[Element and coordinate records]
○ ○ ○ ○ ○ ○ ○

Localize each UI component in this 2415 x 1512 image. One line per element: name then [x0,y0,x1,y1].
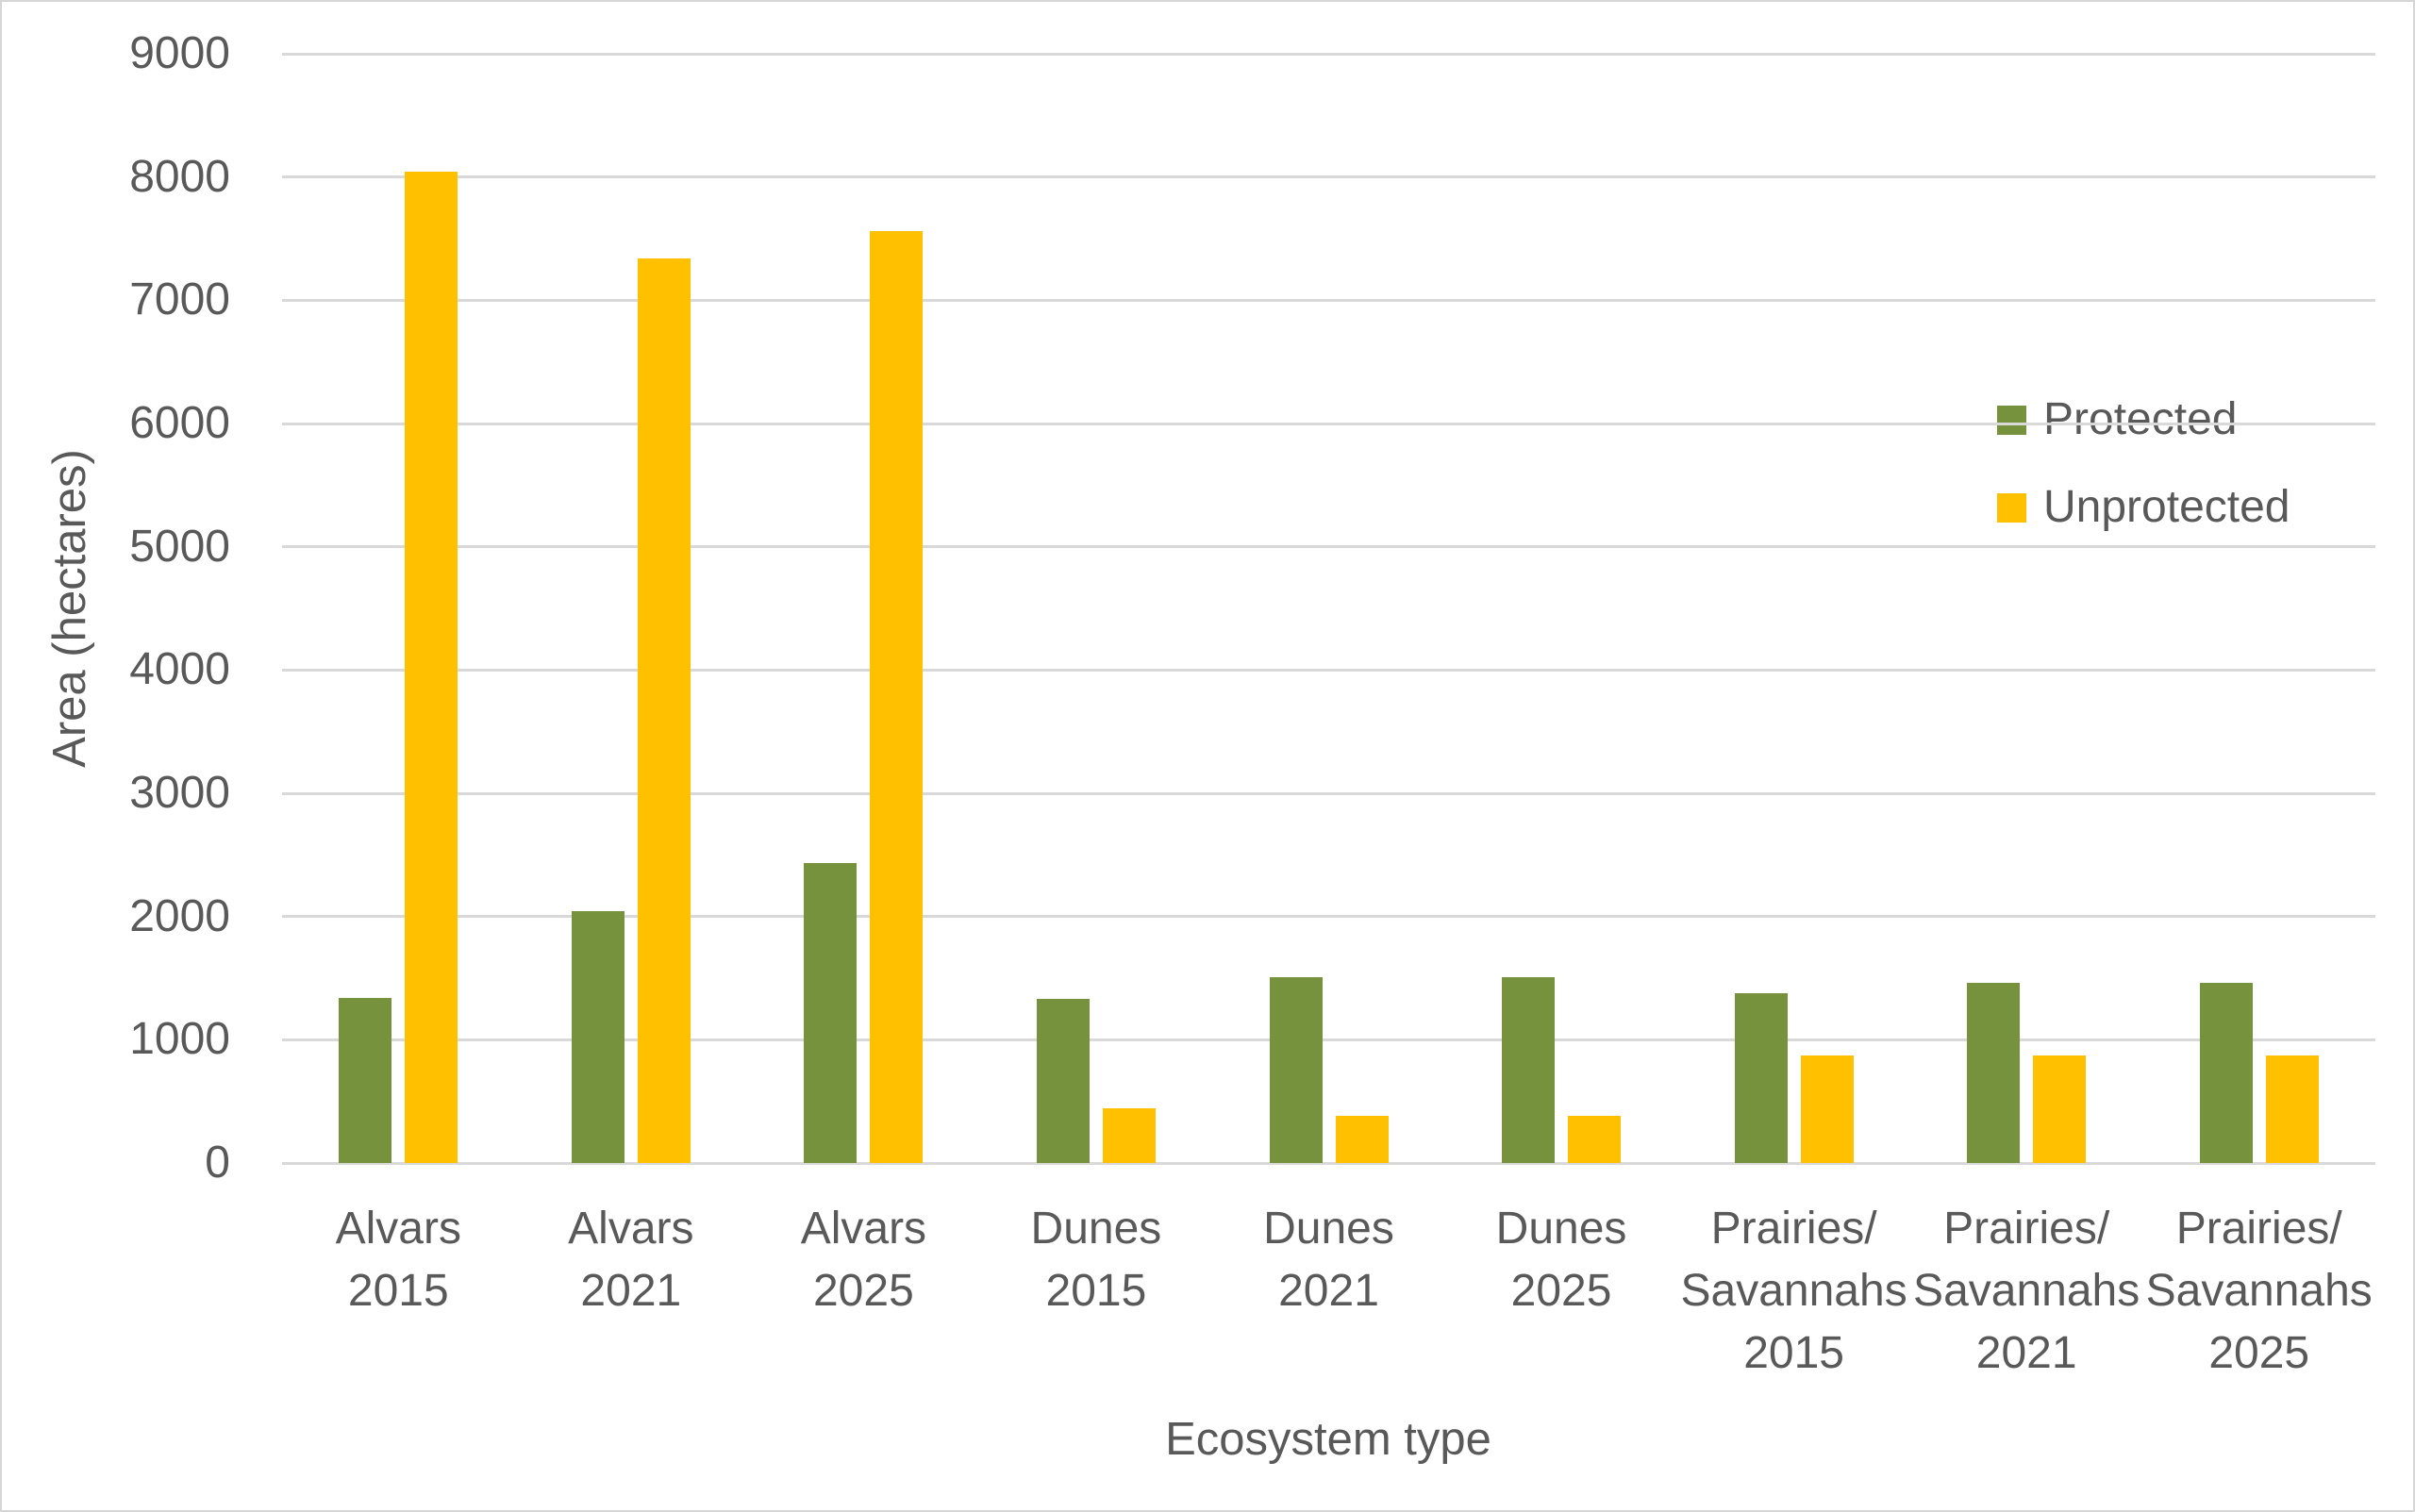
bar-unprotected-4 [1335,1115,1389,1163]
bar-protected-1 [571,911,625,1163]
y-tick-label: 4000 [129,644,230,695]
bar-unprotected-2 [870,230,924,1163]
legend-swatch-protected [1997,405,2026,435]
y-tick-label: 2000 [129,890,230,941]
gridline [282,422,2375,425]
bar-protected-7 [1967,983,2021,1163]
bar-protected-4 [1269,976,1323,1163]
y-tick-label: 0 [205,1138,230,1188]
legend-label: Protected [2043,394,2238,444]
x-category-label: Prairies/ Savannahs 2021 [1913,1204,2140,1378]
gridline [282,545,2375,549]
y-tick-label: 8000 [129,151,230,202]
gridline [282,52,2375,56]
y-tick-label: 9000 [129,28,230,78]
x-category-label: Prairies/ Savannahs 2015 [1680,1204,1907,1378]
y-tick-label: 6000 [129,398,230,448]
x-category-label: Dunes 2015 [1030,1204,1162,1316]
gridline [282,668,2375,672]
y-tick-label: 7000 [129,274,230,325]
bar-protected-3 [1036,999,1090,1163]
gridline [282,915,2375,919]
bar-protected-0 [339,997,392,1163]
legend-item-protected: Protected [1997,397,2237,442]
y-axis-title: Area (hectares) [44,449,95,768]
gridline [282,1038,2375,1041]
bar-protected-2 [804,863,858,1163]
x-category-label: Alvars 2015 [335,1204,461,1316]
bar-unprotected-5 [1568,1115,1622,1163]
y-tick-label: 3000 [129,768,230,818]
bar-unprotected-6 [1800,1055,1854,1163]
gridline [282,298,2375,302]
legend-item-unprotected: Unprotected [1997,485,2290,530]
gridline [282,175,2375,179]
x-category-label: Alvars 2021 [568,1204,694,1316]
x-category-label: Alvars 2025 [800,1204,927,1316]
x-axis-line [282,1161,2375,1165]
bar-unprotected-8 [2265,1055,2319,1163]
bar-unprotected-1 [637,258,691,1163]
bar-protected-5 [1502,976,1556,1163]
bar-unprotected-3 [1102,1107,1156,1163]
y-tick-label: 1000 [129,1014,230,1065]
legend-swatch-unprotected [1997,492,2026,523]
y-tick-label: 5000 [129,521,230,572]
legend-label: Unprotected [2043,482,2290,532]
gridline [282,791,2375,795]
bar-unprotected-7 [2033,1055,2087,1163]
x-category-label: Prairies/ Savannahs 2025 [2145,1204,2373,1378]
x-axis-title: Ecosystem type [1165,1414,1491,1465]
x-category-label: Dunes 2021 [1263,1204,1394,1316]
bar-protected-6 [1734,993,1788,1163]
bar-unprotected-0 [405,172,458,1163]
x-category-label: Dunes 2025 [1495,1204,1627,1316]
bar-protected-8 [2199,983,2253,1163]
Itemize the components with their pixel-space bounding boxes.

○ ○ ○ ○ ○ ○ ○

Directions >> Duplicate all of the entries above line for line, leaving out the pictures.

Written answer >>
Localize each UI component in this 2415 x 1512 image. One line per element: name then [x0,y0,x1,y1].
bar-unprotected-4 [1335,1115,1389,1163]
bar-protected-1 [571,911,625,1163]
y-tick-label: 4000 [129,644,230,695]
bar-unprotected-2 [870,230,924,1163]
legend-swatch-protected [1997,405,2026,435]
y-tick-label: 2000 [129,890,230,941]
gridline [282,422,2375,425]
bar-protected-7 [1967,983,2021,1163]
bar-protected-4 [1269,976,1323,1163]
y-tick-label: 0 [205,1138,230,1188]
legend-label: Protected [2043,394,2238,444]
x-category-label: Prairies/ Savannahs 2021 [1913,1204,2140,1378]
gridline [282,545,2375,549]
y-tick-label: 8000 [129,151,230,202]
gridline [282,52,2375,56]
y-tick-label: 9000 [129,28,230,78]
x-category-label: Prairies/ Savannahs 2015 [1680,1204,1907,1378]
y-tick-label: 6000 [129,398,230,448]
x-category-label: Dunes 2015 [1030,1204,1162,1316]
gridline [282,668,2375,672]
y-tick-label: 7000 [129,274,230,325]
bar-protected-3 [1036,999,1090,1163]
gridline [282,915,2375,919]
bar-protected-0 [339,997,392,1163]
legend-item-protected: Protected [1997,397,2237,442]
y-axis-title: Area (hectares) [44,449,95,768]
gridline [282,1038,2375,1041]
bar-protected-2 [804,863,858,1163]
x-category-label: Alvars 2015 [335,1204,461,1316]
bar-unprotected-5 [1568,1115,1622,1163]
y-tick-label: 3000 [129,768,230,818]
bar-unprotected-6 [1800,1055,1854,1163]
gridline [282,298,2375,302]
legend-item-unprotected: Unprotected [1997,485,2290,530]
gridline [282,175,2375,179]
x-category-label: Alvars 2021 [568,1204,694,1316]
x-category-label: Alvars 2025 [800,1204,927,1316]
x-axis-line [282,1161,2375,1165]
bar-unprotected-8 [2265,1055,2319,1163]
bar-unprotected-1 [637,258,691,1163]
bar-protected-5 [1502,976,1556,1163]
bar-unprotected-3 [1102,1107,1156,1163]
y-tick-label: 1000 [129,1014,230,1065]
legend-swatch-unprotected [1997,492,2026,523]
y-tick-label: 5000 [129,521,230,572]
legend-label: Unprotected [2043,482,2290,532]
gridline [282,791,2375,795]
bar-unprotected-7 [2033,1055,2087,1163]
x-category-label: Prairies/ Savannahs 2025 [2145,1204,2373,1378]
x-axis-title: Ecosystem type [1165,1414,1491,1465]
x-category-label: Dunes 2021 [1263,1204,1394,1316]
bar-protected-6 [1734,993,1788,1163]
bar-unprotected-0 [405,172,458,1163]
x-category-label: Dunes 2025 [1495,1204,1627,1316]
bar-protected-8 [2199,983,2253,1163]
Itemize the components with their pixel-space bounding boxes.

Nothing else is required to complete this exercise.